*** Metin bloğu

28 Şubat 2017 Salı

Tehlikeli Spor Ayakkabılar

         


         Tehlikeli Spor Ayakkabılar
         Susan Gates
         Çevirmen: Çiğdem Köfüncü
         Martı Yayınları

         “Ağabeyim bir çift mor spor ayakkabı aldı, ama bu ayakkabılar hiç de normal değil. Gerçekten değil, çünkü gece olunca kendi kendilerine hareket ediyorlar… Ve ben bunu size kanıtlayabilirim!”
            (Arka kapaktan)
           
         Çocuk kitabı severlerde bugün yine güzel bir kitap var.
         Küçük kardeş, ağabeyinin yeni aldığı spor ayakkabılarının canlı olduğunu ve geceleri dışarı çıkıp avlandığını iddia ediyor. :)

******
*** Verilen veriler

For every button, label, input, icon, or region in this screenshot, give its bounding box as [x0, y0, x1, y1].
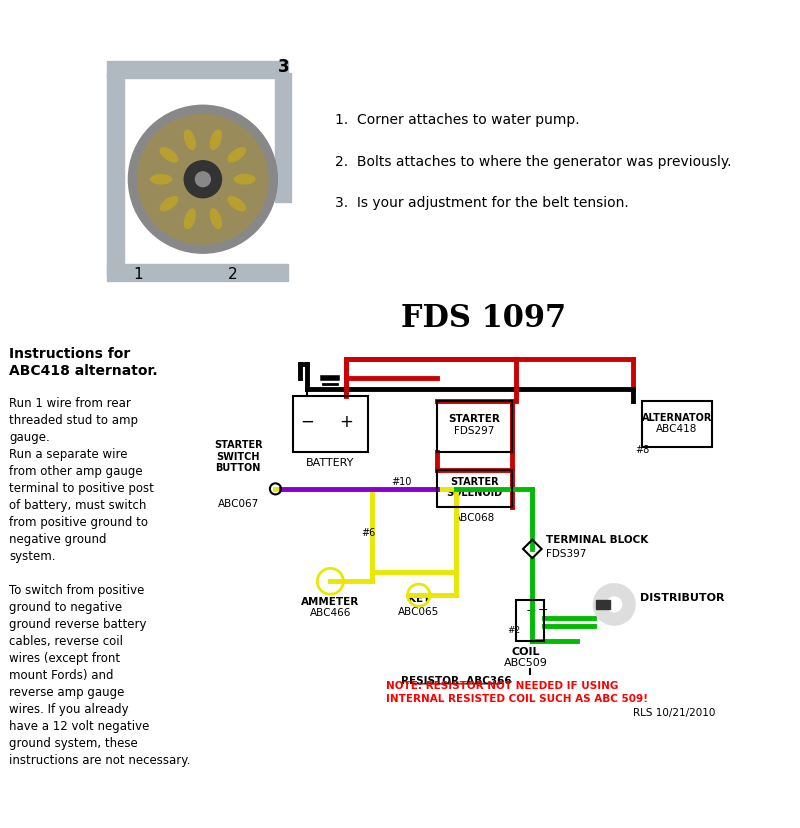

******

*Yapılacak işler*
A. Yukarıdaki metin bloğunda "(Arka kapaktan)" sözcüklerini içeren yerden başlayıp "iddia ediyor. :)" ile biten bölümü harfi harfine çoğaltın.
B. Metin bloğuna göre kitabı Türkçeye kim çevirmiştir?

*Cevaplar*
A.
(Arka kapaktan)
           
         Çocuk kitabı severlerde bugün yine güzel bir kitap var.
         Küçük kardeş, ağabeyinin yeni aldığı spor ayakkabılarının canlı olduğunu ve geceleri dışarı çıkıp avlandığını iddia ediyor. :)

B. Çiğdem Köfüncü.